** START **

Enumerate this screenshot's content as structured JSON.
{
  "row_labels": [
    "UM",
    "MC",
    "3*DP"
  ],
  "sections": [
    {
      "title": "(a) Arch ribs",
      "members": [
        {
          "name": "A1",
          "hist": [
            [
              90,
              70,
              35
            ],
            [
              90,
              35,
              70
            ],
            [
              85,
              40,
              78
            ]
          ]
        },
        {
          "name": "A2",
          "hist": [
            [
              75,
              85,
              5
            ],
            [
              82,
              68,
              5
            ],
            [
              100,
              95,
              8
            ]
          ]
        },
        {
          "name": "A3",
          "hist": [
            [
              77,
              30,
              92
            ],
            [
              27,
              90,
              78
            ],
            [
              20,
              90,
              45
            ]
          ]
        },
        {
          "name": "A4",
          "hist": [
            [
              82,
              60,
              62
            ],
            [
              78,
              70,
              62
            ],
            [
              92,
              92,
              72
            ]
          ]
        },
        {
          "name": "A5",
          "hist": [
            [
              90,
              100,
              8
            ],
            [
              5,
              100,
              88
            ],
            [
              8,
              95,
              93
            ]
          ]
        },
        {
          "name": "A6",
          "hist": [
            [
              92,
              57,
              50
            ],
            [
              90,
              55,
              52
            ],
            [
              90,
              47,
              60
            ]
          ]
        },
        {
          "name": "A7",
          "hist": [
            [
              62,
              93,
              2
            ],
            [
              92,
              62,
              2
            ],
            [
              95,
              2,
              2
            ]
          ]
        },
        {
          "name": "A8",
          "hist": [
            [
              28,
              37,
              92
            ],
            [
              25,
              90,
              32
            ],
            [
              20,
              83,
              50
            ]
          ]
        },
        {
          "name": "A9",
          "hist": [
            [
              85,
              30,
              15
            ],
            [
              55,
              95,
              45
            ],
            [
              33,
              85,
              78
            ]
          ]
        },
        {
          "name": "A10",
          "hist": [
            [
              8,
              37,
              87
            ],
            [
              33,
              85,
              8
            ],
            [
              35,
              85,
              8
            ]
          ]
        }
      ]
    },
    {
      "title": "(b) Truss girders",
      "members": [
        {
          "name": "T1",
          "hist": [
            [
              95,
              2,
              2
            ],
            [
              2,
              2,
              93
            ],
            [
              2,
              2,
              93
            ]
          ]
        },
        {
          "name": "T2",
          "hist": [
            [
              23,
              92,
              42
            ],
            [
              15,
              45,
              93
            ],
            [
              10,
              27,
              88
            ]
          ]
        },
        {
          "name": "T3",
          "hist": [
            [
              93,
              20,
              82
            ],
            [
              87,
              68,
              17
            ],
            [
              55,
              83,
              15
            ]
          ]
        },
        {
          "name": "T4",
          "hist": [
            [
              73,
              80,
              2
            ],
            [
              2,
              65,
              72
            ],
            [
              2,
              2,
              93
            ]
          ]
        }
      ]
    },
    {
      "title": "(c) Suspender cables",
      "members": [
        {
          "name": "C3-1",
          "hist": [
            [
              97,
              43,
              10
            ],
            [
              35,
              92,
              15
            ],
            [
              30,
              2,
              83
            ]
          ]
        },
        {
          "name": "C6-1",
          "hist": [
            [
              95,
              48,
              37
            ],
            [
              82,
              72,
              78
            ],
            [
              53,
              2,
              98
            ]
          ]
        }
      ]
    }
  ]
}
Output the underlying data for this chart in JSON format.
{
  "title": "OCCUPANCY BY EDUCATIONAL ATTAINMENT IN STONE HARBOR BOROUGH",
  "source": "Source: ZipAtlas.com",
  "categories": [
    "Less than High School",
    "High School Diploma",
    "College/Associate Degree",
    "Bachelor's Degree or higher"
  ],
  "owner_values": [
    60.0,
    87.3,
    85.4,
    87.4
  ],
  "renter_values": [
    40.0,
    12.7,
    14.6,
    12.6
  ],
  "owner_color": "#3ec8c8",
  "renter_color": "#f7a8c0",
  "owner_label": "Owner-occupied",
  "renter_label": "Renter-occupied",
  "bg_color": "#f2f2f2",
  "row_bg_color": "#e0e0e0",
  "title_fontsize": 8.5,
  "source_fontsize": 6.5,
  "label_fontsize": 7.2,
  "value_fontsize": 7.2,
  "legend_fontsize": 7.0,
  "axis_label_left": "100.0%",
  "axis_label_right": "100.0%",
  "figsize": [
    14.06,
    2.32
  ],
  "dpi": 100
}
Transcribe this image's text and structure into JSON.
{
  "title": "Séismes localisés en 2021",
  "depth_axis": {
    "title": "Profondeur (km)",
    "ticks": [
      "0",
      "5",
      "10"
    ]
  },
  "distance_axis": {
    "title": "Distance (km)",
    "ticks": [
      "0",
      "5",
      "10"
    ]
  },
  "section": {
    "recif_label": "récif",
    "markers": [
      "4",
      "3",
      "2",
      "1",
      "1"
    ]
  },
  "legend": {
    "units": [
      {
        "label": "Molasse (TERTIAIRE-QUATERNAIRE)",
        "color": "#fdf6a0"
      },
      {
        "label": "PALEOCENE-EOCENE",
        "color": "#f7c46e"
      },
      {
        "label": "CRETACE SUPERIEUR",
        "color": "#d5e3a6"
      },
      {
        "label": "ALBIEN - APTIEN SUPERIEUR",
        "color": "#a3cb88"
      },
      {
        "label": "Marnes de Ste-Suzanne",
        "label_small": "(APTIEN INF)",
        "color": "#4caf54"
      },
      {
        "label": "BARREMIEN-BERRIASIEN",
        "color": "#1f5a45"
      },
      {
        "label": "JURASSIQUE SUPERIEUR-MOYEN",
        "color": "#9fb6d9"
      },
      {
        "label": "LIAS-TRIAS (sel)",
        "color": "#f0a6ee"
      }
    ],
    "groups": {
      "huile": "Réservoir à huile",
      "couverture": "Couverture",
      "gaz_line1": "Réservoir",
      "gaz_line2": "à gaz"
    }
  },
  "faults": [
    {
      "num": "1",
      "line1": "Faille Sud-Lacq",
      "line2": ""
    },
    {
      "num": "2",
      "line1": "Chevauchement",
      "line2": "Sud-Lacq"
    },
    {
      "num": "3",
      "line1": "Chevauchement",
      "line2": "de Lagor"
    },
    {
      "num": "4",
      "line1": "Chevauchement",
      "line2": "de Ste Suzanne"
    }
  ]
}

** END **

[Exercise details] Go through the entries and repeat each one exactly.

[Problem solution]
Enumerate this screenshot's content as structured JSON.
{
  "row_labels": [
    "UM",
    "MC",
    "3*DP"
  ],
  "sections": [
    {
      "title": "(a) Arch ribs",
      "members": [
        {
          "name": "A1",
          "hist": [
            [
              90,
              70,
              35
            ],
            [
              90,
              35,
              70
            ],
            [
              85,
              40,
              78
            ]
          ]
        },
        {
          "name": "A2",
          "hist": [
            [
              75,
              85,
              5
            ],
            [
              82,
              68,
              5
            ],
            [
              100,
              95,
              8
            ]
          ]
        },
        {
          "name": "A3",
          "hist": [
            [
              77,
              30,
              92
            ],
            [
              27,
              90,
              78
            ],
            [
              20,
              90,
              45
            ]
          ]
        },
        {
          "name": "A4",
          "hist": [
            [
              82,
              60,
              62
            ],
            [
              78,
              70,
              62
            ],
            [
              92,
              92,
              72
            ]
          ]
        },
        {
          "name": "A5",
          "hist": [
            [
              90,
              100,
              8
            ],
            [
              5,
              100,
              88
            ],
            [
              8,
              95,
              93
            ]
          ]
        },
        {
          "name": "A6",
          "hist": [
            [
              92,
              57,
              50
            ],
            [
              90,
              55,
              52
            ],
            [
              90,
              47,
              60
            ]
          ]
        },
        {
          "name": "A7",
          "hist": [
            [
              62,
              93,
              2
            ],
            [
              92,
              62,
              2
            ],
            [
              95,
              2,
              2
            ]
          ]
        },
        {
          "name": "A8",
          "hist": [
            [
              28,
              37,
              92
            ],
            [
              25,
              90,
              32
            ],
            [
              20,
              83,
              50
            ]
          ]
        },
        {
          "name": "A9",
          "hist": [
            [
              85,
              30,
              15
            ],
            [
              55,
              95,
              45
            ],
            [
              33,
              85,
              78
            ]
          ]
        },
        {
          "name": "A10",
          "hist": [
            [
              8,
              37,
              87
            ],
            [
              33,
              85,
              8
            ],
            [
              35,
              85,
              8
            ]
          ]
        }
      ]
    },
    {
      "title": "(b) Truss girders",
      "members": [
        {
          "name": "T1",
          "hist": [
            [
              95,
              2,
              2
            ],
            [
              2,
              2,
              93
            ],
            [
              2,
              2,
              93
            ]
          ]
        },
        {
          "name": "T2",
          "hist": [
            [
              23,
              92,
              42
            ],
            [
              15,
              45,
              93
            ],
            [
              10,
              27,
              88
            ]
          ]
        },
        {
          "name": "T3",
          "hist": [
            [
              93,
              20,
              82
            ],
            [
              87,
              68,
              17
            ],
            [
              55,
              83,
              15
            ]
          ]
        },
        {
          "name": "T4",
          "hist": [
            [
              73,
              80,
              2
            ],
            [
              2,
              65,
              72
            ],
            [
              2,
              2,
              93
            ]
          ]
        }
      ]
    },
    {
      "title": "(c) Suspender cables",
      "members": [
        {
          "name": "C3-1",
          "hist": [
            [
              97,
              43,
              10
            ],
            [
              35,
              92,
              15
            ],
            [
              30,
              2,
              83
            ]
          ]
        },
        {
          "name": "C6-1",
          "hist": [
            [
              95,
              48,
              37
            ],
            [
              82,
              72,
              78
            ],
            [
              53,
              2,
              98
            ]
          ]
        }
      ]
    }
  ]
}
Output the underlying data for this chart in JSON format.
{
  "title": "OCCUPANCY BY EDUCATIONAL ATTAINMENT IN STONE HARBOR BOROUGH",
  "source": "Source: ZipAtlas.com",
  "categories": [
    "Less than High School",
    "High School Diploma",
    "College/Associate Degree",
    "Bachelor's Degree or higher"
  ],
  "owner_values": [
    60.0,
    87.3,
    85.4,
    87.4
  ],
  "renter_values": [
    40.0,
    12.7,
    14.6,
    12.6
  ],
  "owner_color": "#3ec8c8",
  "renter_color": "#f7a8c0",
  "owner_label": "Owner-occupied",
  "renter_label": "Renter-occupied",
  "bg_color": "#f2f2f2",
  "row_bg_color": "#e0e0e0",
  "title_fontsize": 8.5,
  "source_fontsize": 6.5,
  "label_fontsize": 7.2,
  "value_fontsize": 7.2,
  "legend_fontsize": 7.0,
  "axis_label_left": "100.0%",
  "axis_label_right": "100.0%",
  "figsize": [
    14.06,
    2.32
  ],
  "dpi": 100
}
Transcribe this image's text and structure into JSON.
{
  "title": "Séismes localisés en 2021",
  "depth_axis": {
    "title": "Profondeur (km)",
    "ticks": [
      "0",
      "5",
      "10"
    ]
  },
  "distance_axis": {
    "title": "Distance (km)",
    "ticks": [
      "0",
      "5",
      "10"
    ]
  },
  "section": {
    "recif_label": "récif",
    "markers": [
      "4",
      "3",
      "2",
      "1",
      "1"
    ]
  },
  "legend": {
    "units": [
      {
        "label": "Molasse (TERTIAIRE-QUATERNAIRE)",
        "color": "#fdf6a0"
      },
      {
        "label": "PALEOCENE-EOCENE",
        "color": "#f7c46e"
      },
      {
        "label": "CRETACE SUPERIEUR",
        "color": "#d5e3a6"
      },
      {
        "label": "ALBIEN - APTIEN SUPERIEUR",
        "color": "#a3cb88"
      },
      {
        "label": "Marnes de Ste-Suzanne",
        "label_small": "(APTIEN INF)",
        "color": "#4caf54"
      },
      {
        "label": "BARREMIEN-BERRIASIEN",
        "color": "#1f5a45"
      },
      {
        "label": "JURASSIQUE SUPERIEUR-MOYEN",
        "color": "#9fb6d9"
      },
      {
        "label": "LIAS-TRIAS (sel)",
        "color": "#f0a6ee"
      }
    ],
    "groups": {
      "huile": "Réservoir à huile",
      "couverture": "Couverture",
      "gaz_line1": "Réservoir",
      "gaz_line2": "à gaz"
    }
  },
  "faults": [
    {
      "num": "1",
      "line1": "Faille Sud-Lacq",
      "line2": ""
    },
    {
      "num": "2",
      "line1": "Chevauchement",
      "line2": "Sud-Lacq"
    },
    {
      "num": "3",
      "line1": "Chevauchement",
      "line2": "de Lagor"
    },
    {
      "num": "4",
      "line1": "Chevauchement",
      "line2": "de Ste Suzanne"
    }
  ]
}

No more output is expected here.